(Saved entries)
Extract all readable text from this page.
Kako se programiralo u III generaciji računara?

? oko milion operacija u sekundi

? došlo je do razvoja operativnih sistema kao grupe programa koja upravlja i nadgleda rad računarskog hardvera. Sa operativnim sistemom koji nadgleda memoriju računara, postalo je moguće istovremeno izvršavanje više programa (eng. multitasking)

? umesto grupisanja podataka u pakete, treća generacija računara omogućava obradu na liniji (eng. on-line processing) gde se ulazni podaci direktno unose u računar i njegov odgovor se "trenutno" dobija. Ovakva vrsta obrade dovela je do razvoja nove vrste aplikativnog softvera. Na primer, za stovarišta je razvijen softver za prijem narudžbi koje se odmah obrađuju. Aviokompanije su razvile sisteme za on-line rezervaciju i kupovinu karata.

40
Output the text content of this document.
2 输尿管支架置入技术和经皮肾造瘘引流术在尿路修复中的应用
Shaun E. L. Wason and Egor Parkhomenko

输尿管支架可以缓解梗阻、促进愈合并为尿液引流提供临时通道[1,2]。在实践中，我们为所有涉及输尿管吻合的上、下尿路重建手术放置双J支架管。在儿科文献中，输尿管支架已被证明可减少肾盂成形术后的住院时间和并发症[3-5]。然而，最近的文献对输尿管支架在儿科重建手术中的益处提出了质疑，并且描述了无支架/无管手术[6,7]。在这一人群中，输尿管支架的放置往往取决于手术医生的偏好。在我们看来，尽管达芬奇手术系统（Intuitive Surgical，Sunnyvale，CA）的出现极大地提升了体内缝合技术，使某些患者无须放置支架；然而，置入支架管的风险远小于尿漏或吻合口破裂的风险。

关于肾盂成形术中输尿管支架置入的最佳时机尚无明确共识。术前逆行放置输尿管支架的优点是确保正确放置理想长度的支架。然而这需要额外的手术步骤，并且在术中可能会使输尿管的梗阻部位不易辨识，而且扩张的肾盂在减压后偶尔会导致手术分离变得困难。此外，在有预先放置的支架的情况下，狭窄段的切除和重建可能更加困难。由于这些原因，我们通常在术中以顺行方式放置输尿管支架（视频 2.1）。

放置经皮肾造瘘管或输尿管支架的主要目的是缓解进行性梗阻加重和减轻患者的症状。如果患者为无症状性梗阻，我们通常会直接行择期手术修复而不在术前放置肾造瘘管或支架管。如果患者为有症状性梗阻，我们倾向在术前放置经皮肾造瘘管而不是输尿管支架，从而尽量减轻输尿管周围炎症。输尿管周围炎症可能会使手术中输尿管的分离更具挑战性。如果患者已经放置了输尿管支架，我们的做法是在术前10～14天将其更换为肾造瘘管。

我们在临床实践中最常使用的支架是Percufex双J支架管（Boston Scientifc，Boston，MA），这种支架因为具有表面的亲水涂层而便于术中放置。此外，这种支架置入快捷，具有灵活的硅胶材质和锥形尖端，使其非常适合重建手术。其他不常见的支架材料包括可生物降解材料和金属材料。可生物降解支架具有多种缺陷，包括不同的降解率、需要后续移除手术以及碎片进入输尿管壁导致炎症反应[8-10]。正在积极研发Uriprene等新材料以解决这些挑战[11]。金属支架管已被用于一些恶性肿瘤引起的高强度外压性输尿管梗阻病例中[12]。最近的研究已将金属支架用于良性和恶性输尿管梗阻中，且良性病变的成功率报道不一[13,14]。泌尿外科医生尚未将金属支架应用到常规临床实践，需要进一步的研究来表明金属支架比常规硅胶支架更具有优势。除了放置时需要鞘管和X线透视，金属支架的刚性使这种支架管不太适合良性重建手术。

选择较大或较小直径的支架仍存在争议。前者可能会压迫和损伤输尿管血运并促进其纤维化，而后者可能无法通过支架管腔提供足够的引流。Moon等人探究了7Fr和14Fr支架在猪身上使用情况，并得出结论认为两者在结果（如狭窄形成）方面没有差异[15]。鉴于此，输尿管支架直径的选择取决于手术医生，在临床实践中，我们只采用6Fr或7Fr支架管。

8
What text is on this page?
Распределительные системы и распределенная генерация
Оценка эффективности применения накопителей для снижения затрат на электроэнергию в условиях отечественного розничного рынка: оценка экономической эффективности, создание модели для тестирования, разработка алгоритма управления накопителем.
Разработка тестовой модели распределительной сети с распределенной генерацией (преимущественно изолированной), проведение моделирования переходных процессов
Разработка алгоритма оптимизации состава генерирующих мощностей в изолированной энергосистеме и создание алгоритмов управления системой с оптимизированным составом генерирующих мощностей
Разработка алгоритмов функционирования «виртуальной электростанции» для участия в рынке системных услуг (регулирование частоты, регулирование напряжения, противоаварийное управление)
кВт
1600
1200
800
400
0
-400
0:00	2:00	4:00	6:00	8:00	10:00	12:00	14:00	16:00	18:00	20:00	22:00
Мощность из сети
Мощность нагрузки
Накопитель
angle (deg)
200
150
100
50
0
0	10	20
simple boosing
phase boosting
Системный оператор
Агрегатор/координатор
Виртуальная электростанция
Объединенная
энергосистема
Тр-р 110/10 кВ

● Goal: Copy out every line from the material above in which the word "управления" appears.

● Solution to this exercise:
Оценка эффективности применения накопителей для снижения затрат на электроэнергию в условиях отечественного розничного рынка: оценка экономической эффективности, создание модели для тестирования, разработка алгоритма управления накопителем.
Разработка алгоритма оптимизации состава генерирующих мощностей в изолированной энергосистеме и создание алгоритмов управления системой с оптимизированным составом генерирующих мощностей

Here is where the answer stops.